__WHAT TO PRODUCE__. Look through the lines below and extract each one that contains "forward".

__INPUT FOR THIS TASK__.
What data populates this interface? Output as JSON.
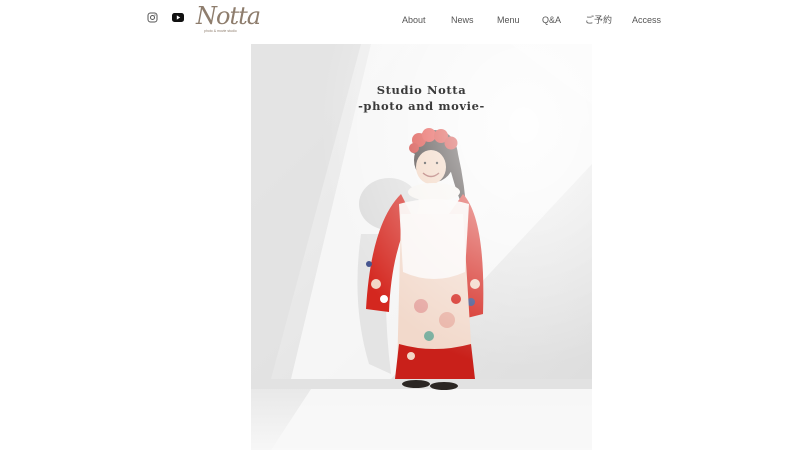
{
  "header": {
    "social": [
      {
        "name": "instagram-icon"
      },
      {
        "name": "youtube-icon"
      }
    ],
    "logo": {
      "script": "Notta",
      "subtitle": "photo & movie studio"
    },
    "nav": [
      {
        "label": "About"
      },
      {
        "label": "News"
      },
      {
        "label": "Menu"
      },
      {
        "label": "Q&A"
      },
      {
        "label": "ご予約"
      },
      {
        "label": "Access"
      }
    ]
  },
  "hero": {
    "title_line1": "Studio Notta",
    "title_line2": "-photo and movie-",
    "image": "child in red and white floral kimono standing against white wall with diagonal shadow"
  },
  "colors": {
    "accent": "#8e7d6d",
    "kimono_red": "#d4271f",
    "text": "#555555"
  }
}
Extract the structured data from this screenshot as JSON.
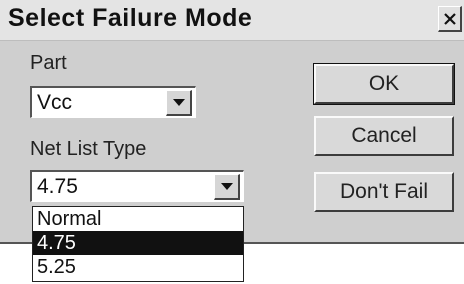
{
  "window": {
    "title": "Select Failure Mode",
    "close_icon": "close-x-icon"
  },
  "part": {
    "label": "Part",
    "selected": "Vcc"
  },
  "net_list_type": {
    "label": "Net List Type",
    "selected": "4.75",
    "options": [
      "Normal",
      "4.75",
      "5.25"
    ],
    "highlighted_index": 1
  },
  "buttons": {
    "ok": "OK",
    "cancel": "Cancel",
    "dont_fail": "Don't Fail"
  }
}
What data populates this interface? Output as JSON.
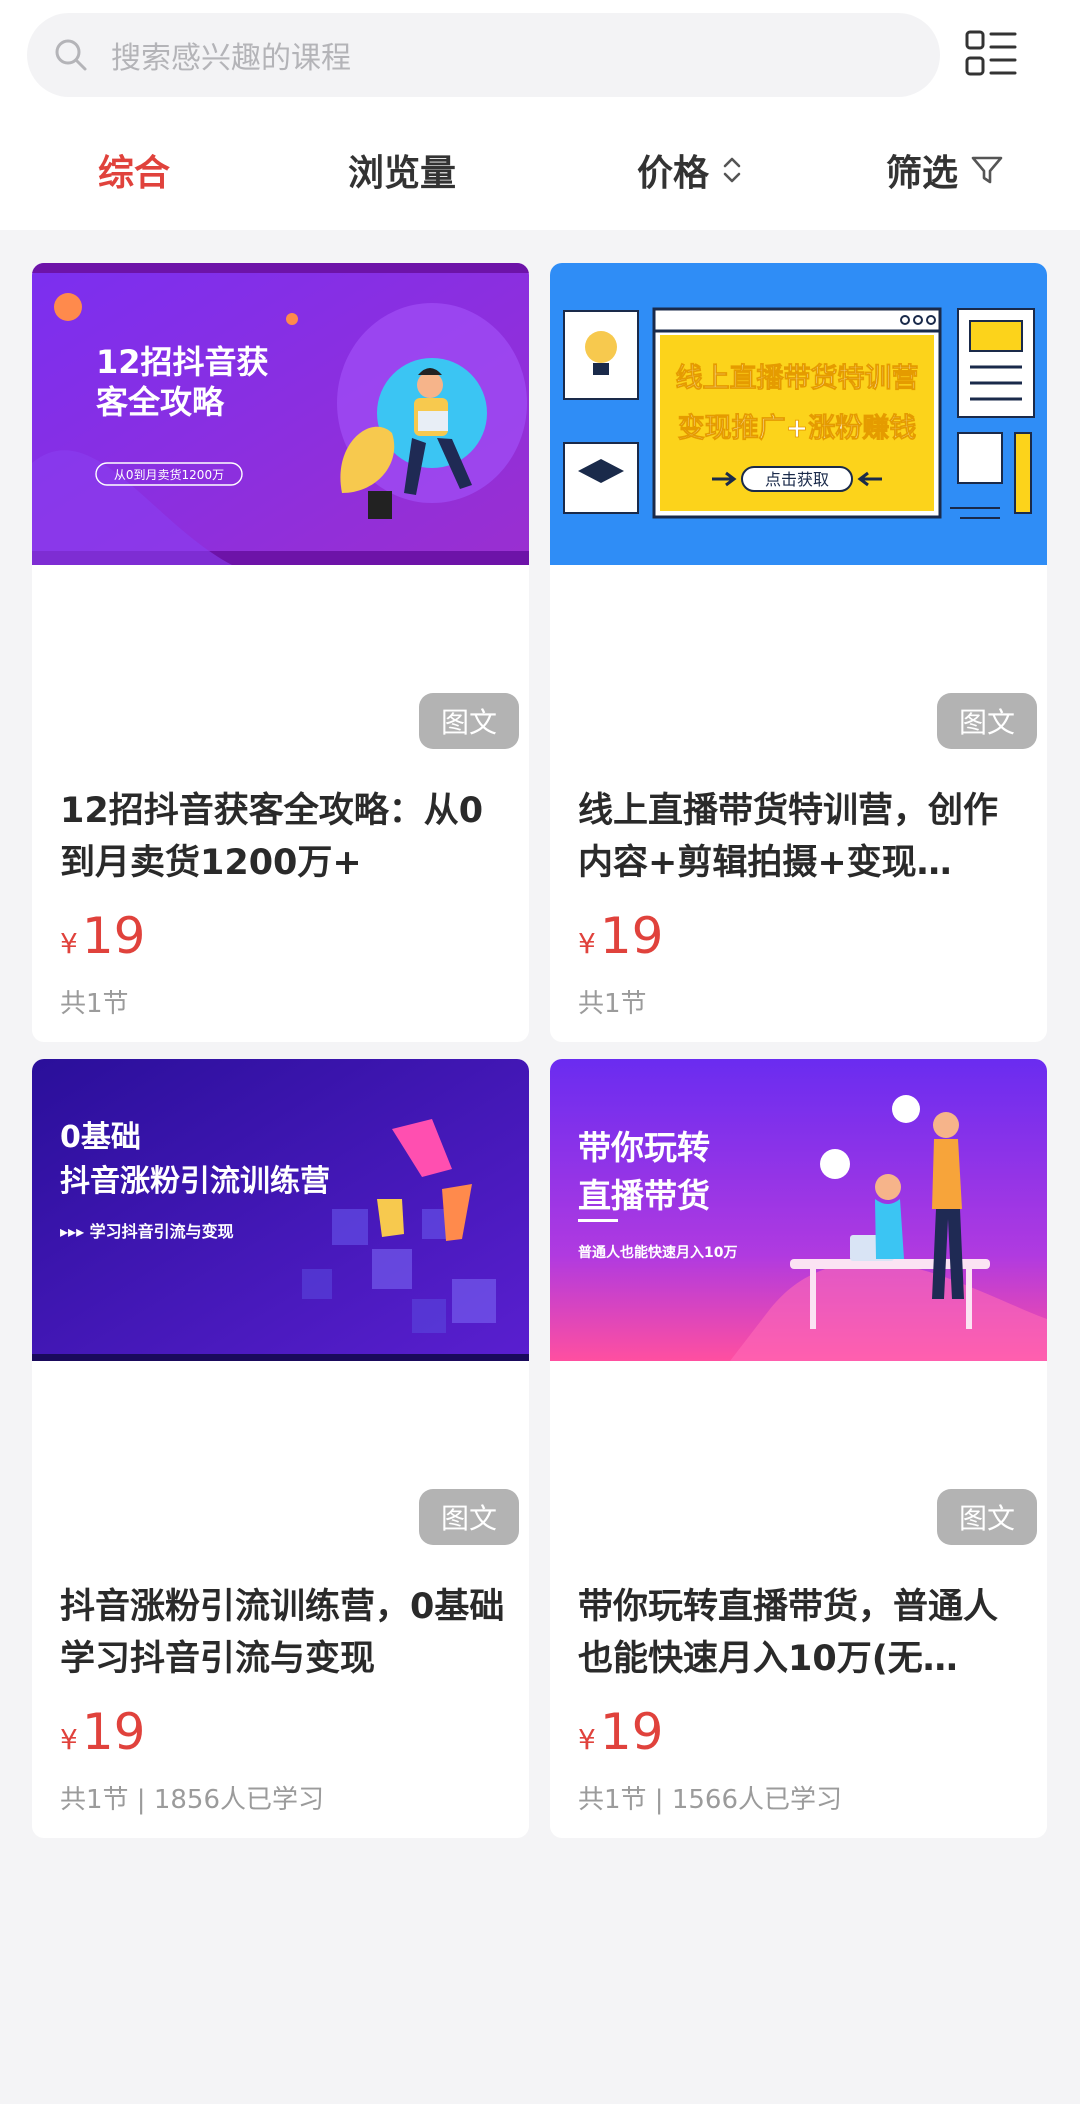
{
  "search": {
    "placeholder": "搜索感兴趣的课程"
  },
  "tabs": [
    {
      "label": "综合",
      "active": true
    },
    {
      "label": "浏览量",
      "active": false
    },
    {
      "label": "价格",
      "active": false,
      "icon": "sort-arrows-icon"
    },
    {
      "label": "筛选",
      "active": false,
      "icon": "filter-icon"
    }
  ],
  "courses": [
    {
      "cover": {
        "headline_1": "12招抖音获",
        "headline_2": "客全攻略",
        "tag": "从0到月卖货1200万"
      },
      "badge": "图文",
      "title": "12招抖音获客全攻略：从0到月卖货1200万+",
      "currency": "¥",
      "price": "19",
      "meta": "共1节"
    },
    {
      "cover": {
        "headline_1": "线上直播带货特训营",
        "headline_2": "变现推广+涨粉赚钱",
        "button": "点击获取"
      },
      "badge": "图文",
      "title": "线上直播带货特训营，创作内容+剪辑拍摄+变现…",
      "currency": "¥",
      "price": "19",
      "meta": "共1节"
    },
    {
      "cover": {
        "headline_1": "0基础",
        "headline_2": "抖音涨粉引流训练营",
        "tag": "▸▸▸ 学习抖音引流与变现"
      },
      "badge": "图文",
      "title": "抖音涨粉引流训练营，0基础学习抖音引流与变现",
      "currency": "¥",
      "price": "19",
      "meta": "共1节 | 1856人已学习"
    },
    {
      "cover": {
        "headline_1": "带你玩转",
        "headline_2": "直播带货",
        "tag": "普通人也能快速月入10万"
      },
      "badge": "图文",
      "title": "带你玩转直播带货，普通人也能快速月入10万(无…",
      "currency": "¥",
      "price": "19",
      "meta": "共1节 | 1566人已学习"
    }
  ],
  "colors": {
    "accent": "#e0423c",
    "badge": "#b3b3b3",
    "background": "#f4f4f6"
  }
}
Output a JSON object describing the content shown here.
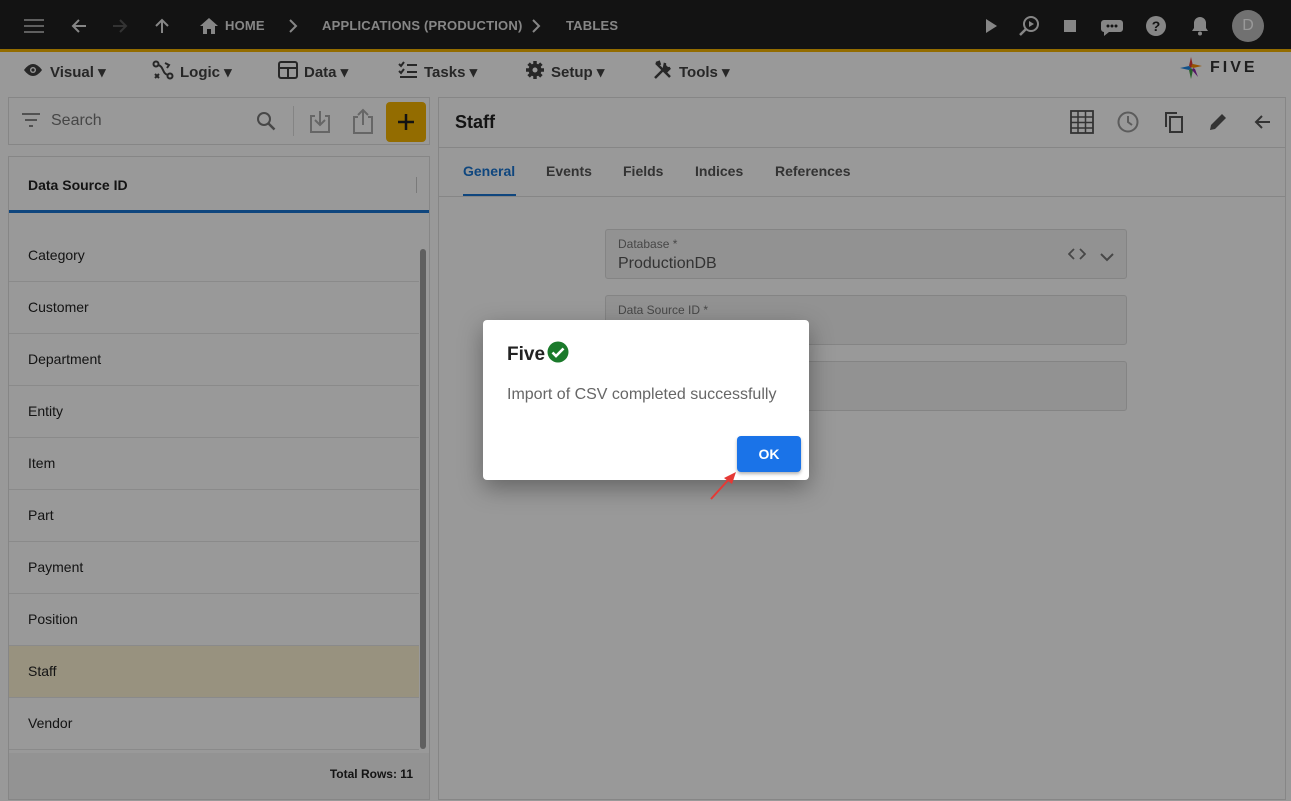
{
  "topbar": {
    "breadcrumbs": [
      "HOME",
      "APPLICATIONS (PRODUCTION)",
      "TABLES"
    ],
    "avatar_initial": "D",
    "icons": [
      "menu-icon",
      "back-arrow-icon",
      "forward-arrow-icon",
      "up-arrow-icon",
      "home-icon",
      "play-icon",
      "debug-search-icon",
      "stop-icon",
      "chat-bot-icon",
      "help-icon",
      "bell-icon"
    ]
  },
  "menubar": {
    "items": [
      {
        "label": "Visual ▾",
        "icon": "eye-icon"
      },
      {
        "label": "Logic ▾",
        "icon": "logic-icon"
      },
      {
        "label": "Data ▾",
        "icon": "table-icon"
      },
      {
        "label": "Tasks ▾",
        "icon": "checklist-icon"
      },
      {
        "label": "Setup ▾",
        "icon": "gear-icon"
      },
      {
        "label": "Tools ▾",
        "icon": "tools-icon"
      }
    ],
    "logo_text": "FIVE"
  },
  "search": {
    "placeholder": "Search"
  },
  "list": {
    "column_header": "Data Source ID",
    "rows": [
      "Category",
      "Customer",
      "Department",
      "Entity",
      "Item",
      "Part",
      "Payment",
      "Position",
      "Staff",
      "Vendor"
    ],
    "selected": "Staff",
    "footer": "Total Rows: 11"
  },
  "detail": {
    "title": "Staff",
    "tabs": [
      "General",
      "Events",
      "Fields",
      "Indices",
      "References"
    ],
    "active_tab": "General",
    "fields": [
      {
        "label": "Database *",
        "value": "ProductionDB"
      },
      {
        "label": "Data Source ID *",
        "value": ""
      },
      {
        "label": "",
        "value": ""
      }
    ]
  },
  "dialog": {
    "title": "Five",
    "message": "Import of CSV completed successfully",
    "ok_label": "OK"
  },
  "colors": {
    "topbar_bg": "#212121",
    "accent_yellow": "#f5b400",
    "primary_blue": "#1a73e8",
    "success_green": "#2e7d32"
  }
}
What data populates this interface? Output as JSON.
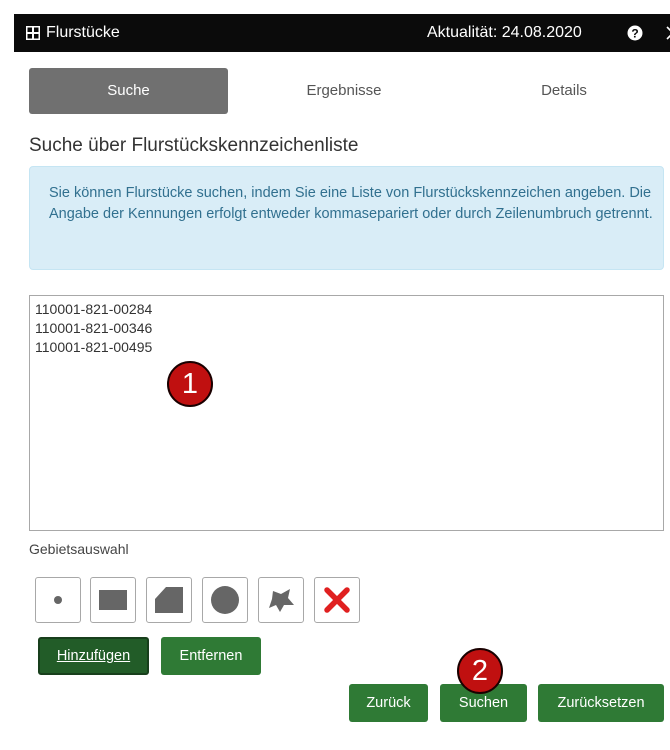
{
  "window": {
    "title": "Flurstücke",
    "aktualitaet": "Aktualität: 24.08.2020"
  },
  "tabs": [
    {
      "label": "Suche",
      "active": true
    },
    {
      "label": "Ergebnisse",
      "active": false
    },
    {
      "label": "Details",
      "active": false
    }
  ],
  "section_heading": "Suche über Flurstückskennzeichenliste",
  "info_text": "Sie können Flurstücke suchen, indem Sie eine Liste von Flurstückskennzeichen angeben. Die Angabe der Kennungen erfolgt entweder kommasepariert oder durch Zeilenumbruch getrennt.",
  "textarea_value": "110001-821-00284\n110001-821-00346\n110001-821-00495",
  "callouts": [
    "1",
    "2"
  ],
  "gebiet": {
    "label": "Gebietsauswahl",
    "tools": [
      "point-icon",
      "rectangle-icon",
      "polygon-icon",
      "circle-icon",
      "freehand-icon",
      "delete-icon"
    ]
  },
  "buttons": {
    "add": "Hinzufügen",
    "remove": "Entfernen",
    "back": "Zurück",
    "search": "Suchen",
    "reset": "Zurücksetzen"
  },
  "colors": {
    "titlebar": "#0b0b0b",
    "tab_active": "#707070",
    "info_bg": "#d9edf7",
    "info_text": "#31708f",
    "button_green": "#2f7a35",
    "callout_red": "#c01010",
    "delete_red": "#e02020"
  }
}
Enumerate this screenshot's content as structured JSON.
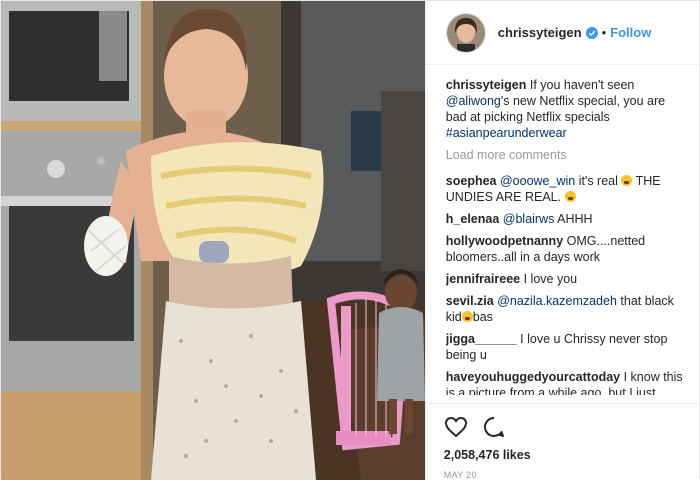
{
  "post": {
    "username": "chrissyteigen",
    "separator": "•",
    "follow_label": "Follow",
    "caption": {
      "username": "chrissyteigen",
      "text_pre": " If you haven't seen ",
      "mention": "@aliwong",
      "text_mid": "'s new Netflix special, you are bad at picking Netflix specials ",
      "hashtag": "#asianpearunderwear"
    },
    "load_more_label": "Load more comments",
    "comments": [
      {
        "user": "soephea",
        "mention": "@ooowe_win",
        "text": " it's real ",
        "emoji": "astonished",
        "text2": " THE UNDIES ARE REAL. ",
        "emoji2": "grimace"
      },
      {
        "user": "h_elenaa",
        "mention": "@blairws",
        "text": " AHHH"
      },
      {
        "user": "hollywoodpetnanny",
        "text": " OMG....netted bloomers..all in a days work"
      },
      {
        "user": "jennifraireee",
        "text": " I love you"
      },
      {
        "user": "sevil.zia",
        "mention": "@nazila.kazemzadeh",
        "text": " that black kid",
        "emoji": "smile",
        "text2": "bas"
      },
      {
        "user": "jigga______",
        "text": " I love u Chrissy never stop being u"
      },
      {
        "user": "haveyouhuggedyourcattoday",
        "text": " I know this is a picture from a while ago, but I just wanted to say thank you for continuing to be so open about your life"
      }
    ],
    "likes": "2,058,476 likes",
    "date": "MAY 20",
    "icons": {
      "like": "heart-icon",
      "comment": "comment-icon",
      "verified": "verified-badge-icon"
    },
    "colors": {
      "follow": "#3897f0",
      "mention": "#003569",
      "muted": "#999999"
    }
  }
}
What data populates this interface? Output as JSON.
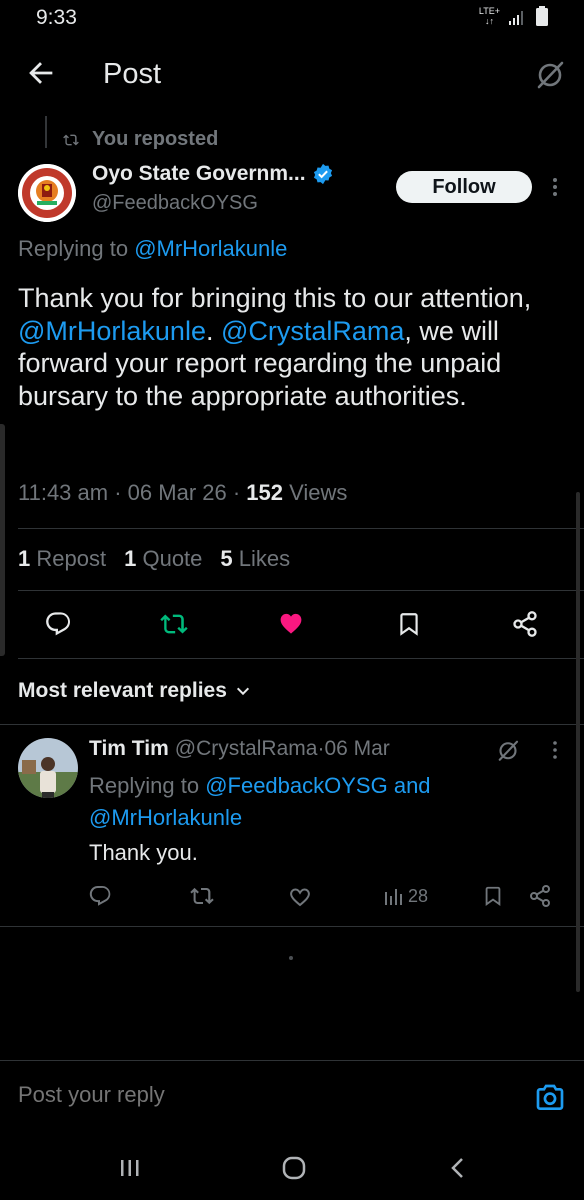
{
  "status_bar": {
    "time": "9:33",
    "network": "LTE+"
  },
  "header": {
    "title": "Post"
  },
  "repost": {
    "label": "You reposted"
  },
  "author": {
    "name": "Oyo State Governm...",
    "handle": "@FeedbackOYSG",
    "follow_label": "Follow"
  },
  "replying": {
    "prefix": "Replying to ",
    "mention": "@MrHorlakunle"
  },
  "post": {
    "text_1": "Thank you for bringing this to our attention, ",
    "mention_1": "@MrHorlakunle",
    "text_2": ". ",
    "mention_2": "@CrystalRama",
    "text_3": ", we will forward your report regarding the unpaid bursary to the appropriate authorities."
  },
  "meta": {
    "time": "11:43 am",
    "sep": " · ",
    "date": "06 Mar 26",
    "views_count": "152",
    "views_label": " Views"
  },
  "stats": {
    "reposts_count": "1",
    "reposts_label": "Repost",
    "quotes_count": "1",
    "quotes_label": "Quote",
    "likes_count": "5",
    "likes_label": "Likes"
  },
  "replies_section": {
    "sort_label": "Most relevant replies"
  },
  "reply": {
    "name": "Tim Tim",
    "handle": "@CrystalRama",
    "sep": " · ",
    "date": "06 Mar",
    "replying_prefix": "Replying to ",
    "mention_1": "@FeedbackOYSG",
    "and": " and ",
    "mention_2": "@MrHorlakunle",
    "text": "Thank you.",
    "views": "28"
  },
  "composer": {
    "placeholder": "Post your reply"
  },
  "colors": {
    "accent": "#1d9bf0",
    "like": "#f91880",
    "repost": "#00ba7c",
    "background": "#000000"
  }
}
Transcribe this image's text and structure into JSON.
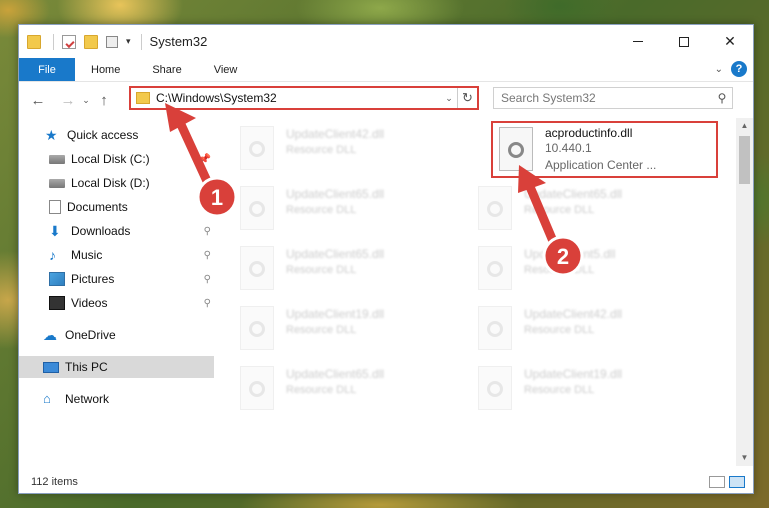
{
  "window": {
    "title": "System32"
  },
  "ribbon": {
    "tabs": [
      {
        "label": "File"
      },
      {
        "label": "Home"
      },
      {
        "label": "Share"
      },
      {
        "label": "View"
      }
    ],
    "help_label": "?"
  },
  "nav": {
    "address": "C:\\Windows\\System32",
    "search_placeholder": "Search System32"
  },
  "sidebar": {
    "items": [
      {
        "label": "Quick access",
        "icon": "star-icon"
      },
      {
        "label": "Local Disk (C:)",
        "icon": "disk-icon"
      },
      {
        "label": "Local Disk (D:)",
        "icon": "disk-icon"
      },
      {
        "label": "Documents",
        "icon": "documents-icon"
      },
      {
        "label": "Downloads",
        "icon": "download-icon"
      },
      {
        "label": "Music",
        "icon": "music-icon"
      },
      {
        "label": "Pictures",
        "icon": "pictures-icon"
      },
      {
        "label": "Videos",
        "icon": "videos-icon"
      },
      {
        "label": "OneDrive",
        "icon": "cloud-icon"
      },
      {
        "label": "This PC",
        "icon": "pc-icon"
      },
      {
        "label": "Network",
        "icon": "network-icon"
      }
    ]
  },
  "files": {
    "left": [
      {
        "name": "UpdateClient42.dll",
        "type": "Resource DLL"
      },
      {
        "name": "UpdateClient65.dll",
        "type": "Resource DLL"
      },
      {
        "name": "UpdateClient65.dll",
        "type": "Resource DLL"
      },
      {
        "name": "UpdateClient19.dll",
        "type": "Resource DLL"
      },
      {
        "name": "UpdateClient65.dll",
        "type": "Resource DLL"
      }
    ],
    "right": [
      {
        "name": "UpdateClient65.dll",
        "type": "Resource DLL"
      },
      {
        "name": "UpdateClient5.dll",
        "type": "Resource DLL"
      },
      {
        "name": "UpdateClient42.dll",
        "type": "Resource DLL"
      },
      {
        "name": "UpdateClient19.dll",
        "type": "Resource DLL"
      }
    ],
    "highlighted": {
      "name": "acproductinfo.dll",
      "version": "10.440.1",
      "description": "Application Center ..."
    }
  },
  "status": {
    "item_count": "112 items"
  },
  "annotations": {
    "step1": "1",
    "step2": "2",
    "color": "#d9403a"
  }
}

__PROBLEM SOLUTION__.
      "forward-arrow-icon",
    "text_3": ", we will forward your report regarding the unpaid bursary to the appropriate authorities."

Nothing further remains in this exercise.